Recorded data:
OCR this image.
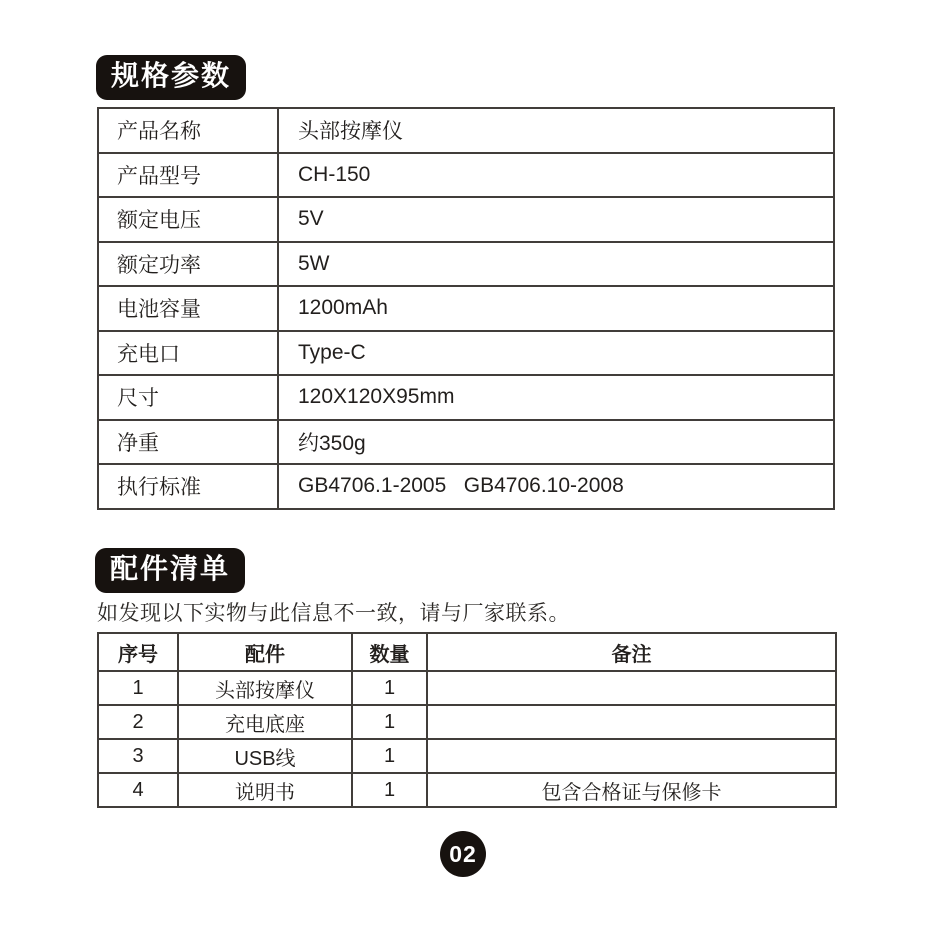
规格参数
产品名称	头部按摩仪
产品型号	CH-150
额定电压	5V
额定功率	5W
电池容量	1200mAh
充电口	Type-C
尺寸	120X120X95mm
净重	约350g
执行标准	GB4706.1-2005   GB4706.10-2008
配件清单
如发现以下实物与此信息不一致，请与厂家联系。
序号	配件	数量	备注
1	头部按摩仪	1	
2	充电底座	1	
3	USB线	1	
4	说明书	1	包含合格证与保修卡
02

§ Instruction:
Pictures are to be left out; repeat all the remaining data exactly.

§ Response to the exercise:
OCR this image.
规格参数
产品名称	头部按摩仪
产品型号	CH-150
额定电压	5V
额定功率	5W
电池容量	1200mAh
充电口	Type-C
尺寸	120X120X95mm
净重	约350g
执行标准	GB4706.1-2005   GB4706.10-2008
配件清单
如发现以下实物与此信息不一致，请与厂家联系。
序号	配件	数量	备注
1	头部按摩仪	1	
2	充电底座	1	
3	USB线	1	
4	说明书	1	包含合格证与保修卡
02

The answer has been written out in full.